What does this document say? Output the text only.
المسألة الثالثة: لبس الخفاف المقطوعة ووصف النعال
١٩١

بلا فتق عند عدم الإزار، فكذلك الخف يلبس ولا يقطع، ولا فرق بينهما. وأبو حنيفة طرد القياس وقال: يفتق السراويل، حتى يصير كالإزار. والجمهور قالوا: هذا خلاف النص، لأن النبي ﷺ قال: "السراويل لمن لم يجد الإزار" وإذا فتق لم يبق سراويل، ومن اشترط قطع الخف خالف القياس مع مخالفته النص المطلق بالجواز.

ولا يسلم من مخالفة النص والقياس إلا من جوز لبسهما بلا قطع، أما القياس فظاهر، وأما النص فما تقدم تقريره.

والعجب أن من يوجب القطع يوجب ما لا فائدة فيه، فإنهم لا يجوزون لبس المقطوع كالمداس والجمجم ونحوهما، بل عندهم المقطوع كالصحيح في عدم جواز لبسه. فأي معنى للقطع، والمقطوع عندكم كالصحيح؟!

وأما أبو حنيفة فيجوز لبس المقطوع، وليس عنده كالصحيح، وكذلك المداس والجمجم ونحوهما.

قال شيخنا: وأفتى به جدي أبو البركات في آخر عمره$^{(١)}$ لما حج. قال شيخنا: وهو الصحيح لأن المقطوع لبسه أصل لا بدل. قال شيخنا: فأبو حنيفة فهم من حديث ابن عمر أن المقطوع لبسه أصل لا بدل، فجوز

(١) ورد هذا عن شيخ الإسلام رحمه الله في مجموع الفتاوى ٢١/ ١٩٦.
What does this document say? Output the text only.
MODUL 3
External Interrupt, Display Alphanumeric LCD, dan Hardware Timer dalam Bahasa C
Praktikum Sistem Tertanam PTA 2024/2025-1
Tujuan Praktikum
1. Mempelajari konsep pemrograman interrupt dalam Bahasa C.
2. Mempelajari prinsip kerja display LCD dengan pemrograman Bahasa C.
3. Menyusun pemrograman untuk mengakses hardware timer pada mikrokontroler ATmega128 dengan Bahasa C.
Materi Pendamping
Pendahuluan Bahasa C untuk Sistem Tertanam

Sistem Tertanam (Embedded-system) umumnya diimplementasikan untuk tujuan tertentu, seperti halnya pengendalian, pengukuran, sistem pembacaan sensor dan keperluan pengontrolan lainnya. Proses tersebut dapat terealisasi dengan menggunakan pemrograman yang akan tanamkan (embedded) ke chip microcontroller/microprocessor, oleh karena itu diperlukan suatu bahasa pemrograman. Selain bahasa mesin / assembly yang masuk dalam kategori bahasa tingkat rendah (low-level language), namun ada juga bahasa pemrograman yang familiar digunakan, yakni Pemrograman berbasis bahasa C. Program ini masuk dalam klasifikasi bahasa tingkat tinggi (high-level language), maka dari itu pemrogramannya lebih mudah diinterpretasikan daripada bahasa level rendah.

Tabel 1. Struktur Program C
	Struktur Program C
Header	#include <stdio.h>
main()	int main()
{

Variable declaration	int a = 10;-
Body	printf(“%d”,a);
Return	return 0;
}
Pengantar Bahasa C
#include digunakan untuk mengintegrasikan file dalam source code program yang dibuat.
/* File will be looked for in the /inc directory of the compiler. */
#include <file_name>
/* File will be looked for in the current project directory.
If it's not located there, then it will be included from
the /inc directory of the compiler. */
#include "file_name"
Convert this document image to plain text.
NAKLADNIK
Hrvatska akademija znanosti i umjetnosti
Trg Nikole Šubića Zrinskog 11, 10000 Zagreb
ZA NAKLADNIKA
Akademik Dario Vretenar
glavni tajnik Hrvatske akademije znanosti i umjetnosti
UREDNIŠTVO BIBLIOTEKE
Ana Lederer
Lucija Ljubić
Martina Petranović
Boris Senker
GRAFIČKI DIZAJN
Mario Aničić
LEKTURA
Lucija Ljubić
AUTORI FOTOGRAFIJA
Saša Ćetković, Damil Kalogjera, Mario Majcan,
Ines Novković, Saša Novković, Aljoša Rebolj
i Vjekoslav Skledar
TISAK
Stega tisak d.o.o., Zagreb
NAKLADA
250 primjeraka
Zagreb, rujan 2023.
┄┄┄┄┄┄
▶ TASK DIRECTIONS:
Extract the full listing above without alteration.

▶ RESULT OF THIS EXERCISE:
What does this document say? Output the text only.
المسألة الثالثة: لبس الخفاف المقطوعة ووصف النعال
١٩١

بلا فتق عند عدم الإزار، فكذلك الخف يلبس ولا يقطع، ولا فرق بينهما. وأبو حنيفة طرد القياس وقال: يفتق السراويل، حتى يصير كالإزار. والجمهور قالوا: هذا خلاف النص، لأن النبي ﷺ قال: "السراويل لمن لم يجد الإزار" وإذا فتق لم يبق سراويل، ومن اشترط قطع الخف خالف القياس مع مخالفته النص المطلق بالجواز.

ولا يسلم من مخالفة النص والقياس إلا من جوز لبسهما بلا قطع، أما القياس فظاهر، وأما النص فما تقدم تقريره.

والعجب أن من يوجب القطع يوجب ما لا فائدة فيه، فإنهم لا يجوزون لبس المقطوع كالمداس والجمجم ونحوهما، بل عندهم المقطوع كالصحيح في عدم جواز لبسه. فأي معنى للقطع، والمقطوع عندكم كالصحيح؟!

وأما أبو حنيفة فيجوز لبس المقطوع، وليس عنده كالصحيح، وكذلك المداس والجمجم ونحوهما.

قال شيخنا: وأفتى به جدي أبو البركات في آخر عمره$^{(١)}$ لما حج. قال شيخنا: وهو الصحيح لأن المقطوع لبسه أصل لا بدل. قال شيخنا: فأبو حنيفة فهم من حديث ابن عمر أن المقطوع لبسه أصل لا بدل، فجوز

(١) ورد هذا عن شيخ الإسلام رحمه الله في مجموع الفتاوى ٢١/ ١٩٦.
What does this document say? Output the text only.
MODUL 3
External Interrupt, Display Alphanumeric LCD, dan Hardware Timer dalam Bahasa C
Praktikum Sistem Tertanam PTA 2024/2025-1
Tujuan Praktikum
1. Mempelajari konsep pemrograman interrupt dalam Bahasa C.
2. Mempelajari prinsip kerja display LCD dengan pemrograman Bahasa C.
3. Menyusun pemrograman untuk mengakses hardware timer pada mikrokontroler ATmega128 dengan Bahasa C.
Materi Pendamping
Pendahuluan Bahasa C untuk Sistem Tertanam

Sistem Tertanam (Embedded-system) umumnya diimplementasikan untuk tujuan tertentu, seperti halnya pengendalian, pengukuran, sistem pembacaan sensor dan keperluan pengontrolan lainnya. Proses tersebut dapat terealisasi dengan menggunakan pemrograman yang akan tanamkan (embedded) ke chip microcontroller/microprocessor, oleh karena itu diperlukan suatu bahasa pemrograman. Selain bahasa mesin / assembly yang masuk dalam kategori bahasa tingkat rendah (low-level language), namun ada juga bahasa pemrograman yang familiar digunakan, yakni Pemrograman berbasis bahasa C. Program ini masuk dalam klasifikasi bahasa tingkat tinggi (high-level language), maka dari itu pemrogramannya lebih mudah diinterpretasikan daripada bahasa level rendah.

Tabel 1. Struktur Program C
	Struktur Program C
Header	#include <stdio.h>
main()	int main()
{

Variable declaration	int a = 10;-
Body	printf(“%d”,a);
Return	return 0;
}
Pengantar Bahasa C
#include digunakan untuk mengintegrasikan file dalam source code program yang dibuat.
/* File will be looked for in the /inc directory of the compiler. */
#include <file_name>
/* File will be looked for in the current project directory.
If it's not located there, then it will be included from
the /inc directory of the compiler. */
#include "file_name"
Convert this document image to plain text.
NAKLADNIK
Hrvatska akademija znanosti i umjetnosti
Trg Nikole Šubića Zrinskog 11, 10000 Zagreb
ZA NAKLADNIKA
Akademik Dario Vretenar
glavni tajnik Hrvatske akademije znanosti i umjetnosti
UREDNIŠTVO BIBLIOTEKE
Ana Lederer
Lucija Ljubić
Martina Petranović
Boris Senker
GRAFIČKI DIZAJN
Mario Aničić
LEKTURA
Lucija Ljubić
AUTORI FOTOGRAFIJA
Saša Ćetković, Damil Kalogjera, Mario Majcan,
Ines Novković, Saša Novković, Aljoša Rebolj
i Vjekoslav Skledar
TISAK
Stega tisak d.o.o., Zagreb
NAKLADA
250 primjeraka
Zagreb, rujan 2023.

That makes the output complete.